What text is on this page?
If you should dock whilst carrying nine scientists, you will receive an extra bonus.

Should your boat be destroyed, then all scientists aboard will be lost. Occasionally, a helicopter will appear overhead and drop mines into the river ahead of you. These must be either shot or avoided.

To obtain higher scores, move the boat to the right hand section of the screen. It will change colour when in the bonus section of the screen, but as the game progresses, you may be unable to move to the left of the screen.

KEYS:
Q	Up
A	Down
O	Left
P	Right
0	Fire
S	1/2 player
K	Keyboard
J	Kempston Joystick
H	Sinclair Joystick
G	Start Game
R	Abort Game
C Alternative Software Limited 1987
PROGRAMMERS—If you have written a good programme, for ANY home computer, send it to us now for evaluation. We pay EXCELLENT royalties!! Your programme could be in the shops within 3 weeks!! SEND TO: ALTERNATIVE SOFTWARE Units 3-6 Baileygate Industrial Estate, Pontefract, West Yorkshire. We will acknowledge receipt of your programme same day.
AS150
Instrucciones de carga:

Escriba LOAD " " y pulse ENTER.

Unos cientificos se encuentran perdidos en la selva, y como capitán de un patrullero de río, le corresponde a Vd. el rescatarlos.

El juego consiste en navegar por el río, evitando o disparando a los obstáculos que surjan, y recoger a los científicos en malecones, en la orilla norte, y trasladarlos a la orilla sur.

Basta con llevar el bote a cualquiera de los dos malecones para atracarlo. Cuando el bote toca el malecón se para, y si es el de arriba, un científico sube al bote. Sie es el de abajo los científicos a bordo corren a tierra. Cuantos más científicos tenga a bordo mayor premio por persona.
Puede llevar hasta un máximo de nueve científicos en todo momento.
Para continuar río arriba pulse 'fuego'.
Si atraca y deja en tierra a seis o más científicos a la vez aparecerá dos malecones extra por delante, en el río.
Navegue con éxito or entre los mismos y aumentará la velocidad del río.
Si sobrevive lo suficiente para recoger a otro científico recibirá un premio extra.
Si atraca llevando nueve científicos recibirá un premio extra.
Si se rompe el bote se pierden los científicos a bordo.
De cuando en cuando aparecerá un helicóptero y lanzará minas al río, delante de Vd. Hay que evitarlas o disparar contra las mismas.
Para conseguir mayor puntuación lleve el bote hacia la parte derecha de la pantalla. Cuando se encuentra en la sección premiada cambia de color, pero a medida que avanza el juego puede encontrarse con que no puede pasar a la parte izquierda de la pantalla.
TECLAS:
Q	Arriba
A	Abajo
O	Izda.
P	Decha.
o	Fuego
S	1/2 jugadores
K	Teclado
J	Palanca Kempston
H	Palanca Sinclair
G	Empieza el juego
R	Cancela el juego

▶ **DIRECTION**
Print out every entry, keeping each one exact.

▶ **EXPECTED ANSWER**
What text is on this page?
If you should dock whilst carrying nine scientists, you will receive an extra bonus.

Should your boat be destroyed, then all scientists aboard will be lost. Occasionally, a helicopter will appear overhead and drop mines into the river ahead of you. These must be either shot or avoided.

To obtain higher scores, move the boat to the right hand section of the screen. It will change colour when in the bonus section of the screen, but as the game progresses, you may be unable to move to the left of the screen.

KEYS:
Q	Up
A	Down
O	Left
P	Right
0	Fire
S	1/2 player
K	Keyboard
J	Kempston Joystick
H	Sinclair Joystick
G	Start Game
R	Abort Game
C Alternative Software Limited 1987
PROGRAMMERS—If you have written a good programme, for ANY home computer, send it to us now for evaluation. We pay EXCELLENT royalties!! Your programme could be in the shops within 3 weeks!! SEND TO: ALTERNATIVE SOFTWARE Units 3-6 Baileygate Industrial Estate, Pontefract, West Yorkshire. We will acknowledge receipt of your programme same day.
AS150
Instrucciones de carga:

Escriba LOAD " " y pulse ENTER.

Unos cientificos se encuentran perdidos en la selva, y como capitán de un patrullero de río, le corresponde a Vd. el rescatarlos.

El juego consiste en navegar por el río, evitando o disparando a los obstáculos que surjan, y recoger a los científicos en malecones, en la orilla norte, y trasladarlos a la orilla sur.

Basta con llevar el bote a cualquiera de los dos malecones para atracarlo. Cuando el bote toca el malecón se para, y si es el de arriba, un científico sube al bote. Sie es el de abajo los científicos a bordo corren a tierra. Cuantos más científicos tenga a bordo mayor premio por persona.
Puede llevar hasta un máximo de nueve científicos en todo momento.
Para continuar río arriba pulse 'fuego'.
Si atraca y deja en tierra a seis o más científicos a la vez aparecerá dos malecones extra por delante, en el río.
Navegue con éxito or entre los mismos y aumentará la velocidad del río.
Si sobrevive lo suficiente para recoger a otro científico recibirá un premio extra.
Si atraca llevando nueve científicos recibirá un premio extra.
Si se rompe el bote se pierden los científicos a bordo.
De cuando en cuando aparecerá un helicóptero y lanzará minas al río, delante de Vd. Hay que evitarlas o disparar contra las mismas.
Para conseguir mayor puntuación lleve el bote hacia la parte derecha de la pantalla. Cuando se encuentra en la sección premiada cambia de color, pero a medida que avanza el juego puede encontrarse con que no puede pasar a la parte izquierda de la pantalla.
TECLAS:
Q	Arriba
A	Abajo
O	Izda.
P	Decha.
o	Fuego
S	1/2 jugadores
K	Teclado
J	Palanca Kempston
H	Palanca Sinclair
G	Empieza el juego
R	Cancela el juego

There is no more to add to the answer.